▸ DIRECTIVE: Using the listing below, extract each line that has the word "تعليق" in it.

(Saved data entries)
━━━━━━

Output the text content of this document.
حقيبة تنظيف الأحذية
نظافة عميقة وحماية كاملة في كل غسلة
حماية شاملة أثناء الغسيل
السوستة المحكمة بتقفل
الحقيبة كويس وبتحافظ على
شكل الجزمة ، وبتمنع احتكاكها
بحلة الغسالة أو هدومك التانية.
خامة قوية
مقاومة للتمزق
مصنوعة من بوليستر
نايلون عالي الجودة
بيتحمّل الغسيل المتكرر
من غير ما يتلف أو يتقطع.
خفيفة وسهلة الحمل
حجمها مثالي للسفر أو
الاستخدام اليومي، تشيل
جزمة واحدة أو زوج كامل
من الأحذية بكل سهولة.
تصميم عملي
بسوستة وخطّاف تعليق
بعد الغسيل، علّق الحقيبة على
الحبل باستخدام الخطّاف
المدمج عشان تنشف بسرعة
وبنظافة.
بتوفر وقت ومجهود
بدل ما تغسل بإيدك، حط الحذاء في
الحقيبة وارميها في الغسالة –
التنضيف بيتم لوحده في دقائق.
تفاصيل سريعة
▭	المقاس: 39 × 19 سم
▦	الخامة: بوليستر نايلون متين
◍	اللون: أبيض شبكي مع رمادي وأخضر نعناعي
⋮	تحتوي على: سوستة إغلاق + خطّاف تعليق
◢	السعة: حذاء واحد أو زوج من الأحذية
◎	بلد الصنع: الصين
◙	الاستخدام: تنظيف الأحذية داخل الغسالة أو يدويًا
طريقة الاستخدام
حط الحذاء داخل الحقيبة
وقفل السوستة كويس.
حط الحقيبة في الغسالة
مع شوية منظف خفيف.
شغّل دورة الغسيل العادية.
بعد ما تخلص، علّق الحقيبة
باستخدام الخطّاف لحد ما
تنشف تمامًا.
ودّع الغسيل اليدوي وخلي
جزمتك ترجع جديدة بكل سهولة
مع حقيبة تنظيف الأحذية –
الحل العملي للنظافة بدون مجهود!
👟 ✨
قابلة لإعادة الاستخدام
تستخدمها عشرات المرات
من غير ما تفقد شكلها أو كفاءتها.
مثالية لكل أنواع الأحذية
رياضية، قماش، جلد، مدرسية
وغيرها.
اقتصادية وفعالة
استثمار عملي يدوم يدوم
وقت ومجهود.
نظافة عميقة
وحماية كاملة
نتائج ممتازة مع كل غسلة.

━━━━━━

▸ SOLUTION FOR THIS PROBLEM:
بسوستة وخطّاف تعليق
⋮	تحتوي على: سوستة إغلاق + خطّاف تعليق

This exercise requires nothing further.